Material to process ->
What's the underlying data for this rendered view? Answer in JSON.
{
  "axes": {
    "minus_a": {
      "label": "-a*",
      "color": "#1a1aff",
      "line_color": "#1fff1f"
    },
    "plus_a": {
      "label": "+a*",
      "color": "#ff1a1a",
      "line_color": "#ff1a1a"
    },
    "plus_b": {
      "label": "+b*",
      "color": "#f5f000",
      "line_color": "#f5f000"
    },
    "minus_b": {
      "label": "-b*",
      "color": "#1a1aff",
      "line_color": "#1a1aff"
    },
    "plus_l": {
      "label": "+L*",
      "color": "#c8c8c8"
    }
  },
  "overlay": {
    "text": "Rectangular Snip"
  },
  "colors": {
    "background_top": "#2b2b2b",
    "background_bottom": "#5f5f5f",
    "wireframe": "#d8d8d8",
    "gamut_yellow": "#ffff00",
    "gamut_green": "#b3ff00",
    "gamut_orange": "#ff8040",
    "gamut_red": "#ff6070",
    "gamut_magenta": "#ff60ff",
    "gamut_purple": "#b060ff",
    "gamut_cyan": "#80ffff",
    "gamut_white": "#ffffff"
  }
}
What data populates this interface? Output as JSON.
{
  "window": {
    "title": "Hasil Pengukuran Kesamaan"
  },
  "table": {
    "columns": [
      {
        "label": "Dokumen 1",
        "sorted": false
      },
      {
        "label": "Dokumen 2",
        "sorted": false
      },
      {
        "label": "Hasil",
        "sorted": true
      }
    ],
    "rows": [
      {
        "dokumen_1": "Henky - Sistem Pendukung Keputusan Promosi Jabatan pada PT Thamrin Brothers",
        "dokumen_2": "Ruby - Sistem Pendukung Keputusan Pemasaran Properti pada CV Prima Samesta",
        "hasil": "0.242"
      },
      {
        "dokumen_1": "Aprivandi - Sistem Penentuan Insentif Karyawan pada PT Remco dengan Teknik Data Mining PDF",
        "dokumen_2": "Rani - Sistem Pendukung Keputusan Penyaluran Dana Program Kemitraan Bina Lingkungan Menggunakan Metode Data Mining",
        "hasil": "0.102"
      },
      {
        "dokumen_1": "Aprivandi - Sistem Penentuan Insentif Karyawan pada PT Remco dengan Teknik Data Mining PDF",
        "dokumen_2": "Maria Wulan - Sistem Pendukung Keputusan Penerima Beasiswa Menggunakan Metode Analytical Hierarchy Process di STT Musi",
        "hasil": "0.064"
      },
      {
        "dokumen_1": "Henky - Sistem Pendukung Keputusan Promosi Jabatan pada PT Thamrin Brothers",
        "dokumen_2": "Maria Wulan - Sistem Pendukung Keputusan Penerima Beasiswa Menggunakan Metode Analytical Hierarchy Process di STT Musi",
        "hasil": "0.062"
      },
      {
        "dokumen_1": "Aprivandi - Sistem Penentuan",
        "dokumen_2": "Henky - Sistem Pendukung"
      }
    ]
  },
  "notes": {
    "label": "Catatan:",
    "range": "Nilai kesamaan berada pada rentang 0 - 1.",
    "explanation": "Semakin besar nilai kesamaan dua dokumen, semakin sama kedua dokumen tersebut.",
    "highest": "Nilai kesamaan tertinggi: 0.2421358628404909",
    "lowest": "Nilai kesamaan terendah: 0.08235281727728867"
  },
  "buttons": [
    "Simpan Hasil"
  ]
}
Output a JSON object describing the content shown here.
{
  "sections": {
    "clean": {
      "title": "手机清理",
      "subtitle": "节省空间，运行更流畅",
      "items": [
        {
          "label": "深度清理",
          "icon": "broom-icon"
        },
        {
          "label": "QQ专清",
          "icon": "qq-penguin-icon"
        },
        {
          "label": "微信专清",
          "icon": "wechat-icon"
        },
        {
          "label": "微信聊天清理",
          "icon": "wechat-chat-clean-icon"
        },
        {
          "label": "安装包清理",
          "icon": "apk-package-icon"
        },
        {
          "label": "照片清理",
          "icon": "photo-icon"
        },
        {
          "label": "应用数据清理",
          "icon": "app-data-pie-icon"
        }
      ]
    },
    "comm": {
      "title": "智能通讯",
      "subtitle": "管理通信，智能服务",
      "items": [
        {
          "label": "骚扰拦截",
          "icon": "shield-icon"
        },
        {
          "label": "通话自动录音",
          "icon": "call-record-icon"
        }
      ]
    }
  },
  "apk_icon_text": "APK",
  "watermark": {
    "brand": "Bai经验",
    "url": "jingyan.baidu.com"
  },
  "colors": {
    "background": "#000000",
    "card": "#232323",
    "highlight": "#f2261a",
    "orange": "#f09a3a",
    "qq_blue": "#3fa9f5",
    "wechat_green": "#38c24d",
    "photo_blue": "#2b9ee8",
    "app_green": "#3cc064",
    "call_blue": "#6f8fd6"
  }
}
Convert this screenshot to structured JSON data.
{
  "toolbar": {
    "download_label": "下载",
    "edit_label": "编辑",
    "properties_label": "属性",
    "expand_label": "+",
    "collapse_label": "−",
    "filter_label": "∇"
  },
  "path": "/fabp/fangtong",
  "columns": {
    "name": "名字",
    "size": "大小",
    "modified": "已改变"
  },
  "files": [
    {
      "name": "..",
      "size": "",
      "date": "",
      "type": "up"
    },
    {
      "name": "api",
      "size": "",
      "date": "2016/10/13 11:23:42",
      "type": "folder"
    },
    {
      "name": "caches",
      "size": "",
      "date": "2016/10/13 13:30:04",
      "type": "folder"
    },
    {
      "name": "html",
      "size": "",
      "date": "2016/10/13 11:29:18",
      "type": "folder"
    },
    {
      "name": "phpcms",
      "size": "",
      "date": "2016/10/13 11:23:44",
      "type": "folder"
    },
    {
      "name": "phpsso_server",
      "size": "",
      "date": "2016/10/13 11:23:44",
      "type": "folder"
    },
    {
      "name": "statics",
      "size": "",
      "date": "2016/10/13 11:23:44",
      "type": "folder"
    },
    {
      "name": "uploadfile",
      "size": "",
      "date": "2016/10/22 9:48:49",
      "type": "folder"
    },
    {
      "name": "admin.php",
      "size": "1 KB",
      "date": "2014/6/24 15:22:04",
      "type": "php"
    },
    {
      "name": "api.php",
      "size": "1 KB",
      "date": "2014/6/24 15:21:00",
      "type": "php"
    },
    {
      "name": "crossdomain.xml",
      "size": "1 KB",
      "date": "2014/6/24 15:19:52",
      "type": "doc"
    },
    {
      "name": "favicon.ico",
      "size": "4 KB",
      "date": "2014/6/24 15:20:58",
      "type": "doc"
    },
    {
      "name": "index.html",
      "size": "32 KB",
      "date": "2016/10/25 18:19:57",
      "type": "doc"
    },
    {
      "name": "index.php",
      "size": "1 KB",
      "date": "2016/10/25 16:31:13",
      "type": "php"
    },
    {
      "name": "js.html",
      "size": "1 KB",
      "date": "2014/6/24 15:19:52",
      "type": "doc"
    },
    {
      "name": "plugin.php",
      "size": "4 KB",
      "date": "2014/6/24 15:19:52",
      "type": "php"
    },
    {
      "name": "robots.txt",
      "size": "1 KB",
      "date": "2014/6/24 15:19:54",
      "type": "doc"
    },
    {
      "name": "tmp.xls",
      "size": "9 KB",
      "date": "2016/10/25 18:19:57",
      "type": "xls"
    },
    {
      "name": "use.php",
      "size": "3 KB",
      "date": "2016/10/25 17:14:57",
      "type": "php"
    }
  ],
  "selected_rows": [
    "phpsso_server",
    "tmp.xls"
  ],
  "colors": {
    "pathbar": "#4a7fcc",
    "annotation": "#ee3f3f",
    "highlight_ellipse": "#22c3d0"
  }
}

What the task requires -> Copy the material above, line for line.

Task solution ->
What's the underlying data for this rendered view? Answer in JSON.
{
  "axes": {
    "minus_a": {
      "label": "-a*",
      "color": "#1a1aff",
      "line_color": "#1fff1f"
    },
    "plus_a": {
      "label": "+a*",
      "color": "#ff1a1a",
      "line_color": "#ff1a1a"
    },
    "plus_b": {
      "label": "+b*",
      "color": "#f5f000",
      "line_color": "#f5f000"
    },
    "minus_b": {
      "label": "-b*",
      "color": "#1a1aff",
      "line_color": "#1a1aff"
    },
    "plus_l": {
      "label": "+L*",
      "color": "#c8c8c8"
    }
  },
  "overlay": {
    "text": "Rectangular Snip"
  },
  "colors": {
    "background_top": "#2b2b2b",
    "background_bottom": "#5f5f5f",
    "wireframe": "#d8d8d8",
    "gamut_yellow": "#ffff00",
    "gamut_green": "#b3ff00",
    "gamut_orange": "#ff8040",
    "gamut_red": "#ff6070",
    "gamut_magenta": "#ff60ff",
    "gamut_purple": "#b060ff",
    "gamut_cyan": "#80ffff",
    "gamut_white": "#ffffff"
  }
}
What data populates this interface? Output as JSON.
{
  "window": {
    "title": "Hasil Pengukuran Kesamaan"
  },
  "table": {
    "columns": [
      {
        "label": "Dokumen 1",
        "sorted": false
      },
      {
        "label": "Dokumen 2",
        "sorted": false
      },
      {
        "label": "Hasil",
        "sorted": true
      }
    ],
    "rows": [
      {
        "dokumen_1": "Henky - Sistem Pendukung Keputusan Promosi Jabatan pada PT Thamrin Brothers",
        "dokumen_2": "Ruby - Sistem Pendukung Keputusan Pemasaran Properti pada CV Prima Samesta",
        "hasil": "0.242"
      },
      {
        "dokumen_1": "Aprivandi - Sistem Penentuan Insentif Karyawan pada PT Remco dengan Teknik Data Mining PDF",
        "dokumen_2": "Rani - Sistem Pendukung Keputusan Penyaluran Dana Program Kemitraan Bina Lingkungan Menggunakan Metode Data Mining",
        "hasil": "0.102"
      },
      {
        "dokumen_1": "Aprivandi - Sistem Penentuan Insentif Karyawan pada PT Remco dengan Teknik Data Mining PDF",
        "dokumen_2": "Maria Wulan - Sistem Pendukung Keputusan Penerima Beasiswa Menggunakan Metode Analytical Hierarchy Process di STT Musi",
        "hasil": "0.064"
      },
      {
        "dokumen_1": "Henky - Sistem Pendukung Keputusan Promosi Jabatan pada PT Thamrin Brothers",
        "dokumen_2": "Maria Wulan - Sistem Pendukung Keputusan Penerima Beasiswa Menggunakan Metode Analytical Hierarchy Process di STT Musi",
        "hasil": "0.062"
      },
      {
        "dokumen_1": "Aprivandi - Sistem Penentuan",
        "dokumen_2": "Henky - Sistem Pendukung"
      }
    ]
  },
  "notes": {
    "label": "Catatan:",
    "range": "Nilai kesamaan berada pada rentang 0 - 1.",
    "explanation": "Semakin besar nilai kesamaan dua dokumen, semakin sama kedua dokumen tersebut.",
    "highest": "Nilai kesamaan tertinggi: 0.2421358628404909",
    "lowest": "Nilai kesamaan terendah: 0.08235281727728867"
  },
  "buttons": [
    "Simpan Hasil"
  ]
}
Output a JSON object describing the content shown here.
{
  "sections": {
    "clean": {
      "title": "手机清理",
      "subtitle": "节省空间，运行更流畅",
      "items": [
        {
          "label": "深度清理",
          "icon": "broom-icon"
        },
        {
          "label": "QQ专清",
          "icon": "qq-penguin-icon"
        },
        {
          "label": "微信专清",
          "icon": "wechat-icon"
        },
        {
          "label": "微信聊天清理",
          "icon": "wechat-chat-clean-icon"
        },
        {
          "label": "安装包清理",
          "icon": "apk-package-icon"
        },
        {
          "label": "照片清理",
          "icon": "photo-icon"
        },
        {
          "label": "应用数据清理",
          "icon": "app-data-pie-icon"
        }
      ]
    },
    "comm": {
      "title": "智能通讯",
      "subtitle": "管理通信，智能服务",
      "items": [
        {
          "label": "骚扰拦截",
          "icon": "shield-icon"
        },
        {
          "label": "通话自动录音",
          "icon": "call-record-icon"
        }
      ]
    }
  },
  "apk_icon_text": "APK",
  "watermark": {
    "brand": "Bai经验",
    "url": "jingyan.baidu.com"
  },
  "colors": {
    "background": "#000000",
    "card": "#232323",
    "highlight": "#f2261a",
    "orange": "#f09a3a",
    "qq_blue": "#3fa9f5",
    "wechat_green": "#38c24d",
    "photo_blue": "#2b9ee8",
    "app_green": "#3cc064",
    "call_blue": "#6f8fd6"
  }
}
Convert this screenshot to structured JSON data.
{
  "toolbar": {
    "download_label": "下载",
    "edit_label": "编辑",
    "properties_label": "属性",
    "expand_label": "+",
    "collapse_label": "−",
    "filter_label": "∇"
  },
  "path": "/fabp/fangtong",
  "columns": {
    "name": "名字",
    "size": "大小",
    "modified": "已改变"
  },
  "files": [
    {
      "name": "..",
      "size": "",
      "date": "",
      "type": "up"
    },
    {
      "name": "api",
      "size": "",
      "date": "2016/10/13 11:23:42",
      "type": "folder"
    },
    {
      "name": "caches",
      "size": "",
      "date": "2016/10/13 13:30:04",
      "type": "folder"
    },
    {
      "name": "html",
      "size": "",
      "date": "2016/10/13 11:29:18",
      "type": "folder"
    },
    {
      "name": "phpcms",
      "size": "",
      "date": "2016/10/13 11:23:44",
      "type": "folder"
    },
    {
      "name": "phpsso_server",
      "size": "",
      "date": "2016/10/13 11:23:44",
      "type": "folder"
    },
    {
      "name": "statics",
      "size": "",
      "date": "2016/10/13 11:23:44",
      "type": "folder"
    },
    {
      "name": "uploadfile",
      "size": "",
      "date": "2016/10/22 9:48:49",
      "type": "folder"
    },
    {
      "name": "admin.php",
      "size": "1 KB",
      "date": "2014/6/24 15:22:04",
      "type": "php"
    },
    {
      "name": "api.php",
      "size": "1 KB",
      "date": "2014/6/24 15:21:00",
      "type": "php"
    },
    {
      "name": "crossdomain.xml",
      "size": "1 KB",
      "date": "2014/6/24 15:19:52",
      "type": "doc"
    },
    {
      "name": "favicon.ico",
      "size": "4 KB",
      "date": "2014/6/24 15:20:58",
      "type": "doc"
    },
    {
      "name": "index.html",
      "size": "32 KB",
      "date": "2016/10/25 18:19:57",
      "type": "doc"
    },
    {
      "name": "index.php",
      "size": "1 KB",
      "date": "2016/10/25 16:31:13",
      "type": "php"
    },
    {
      "name": "js.html",
      "size": "1 KB",
      "date": "2014/6/24 15:19:52",
      "type": "doc"
    },
    {
      "name": "plugin.php",
      "size": "4 KB",
      "date": "2014/6/24 15:19:52",
      "type": "php"
    },
    {
      "name": "robots.txt",
      "size": "1 KB",
      "date": "2014/6/24 15:19:54",
      "type": "doc"
    },
    {
      "name": "tmp.xls",
      "size": "9 KB",
      "date": "2016/10/25 18:19:57",
      "type": "xls"
    },
    {
      "name": "use.php",
      "size": "3 KB",
      "date": "2016/10/25 17:14:57",
      "type": "php"
    }
  ],
  "selected_rows": [
    "phpsso_server",
    "tmp.xls"
  ],
  "colors": {
    "pathbar": "#4a7fcc",
    "annotation": "#ee3f3f",
    "highlight_ellipse": "#22c3d0"
  }
}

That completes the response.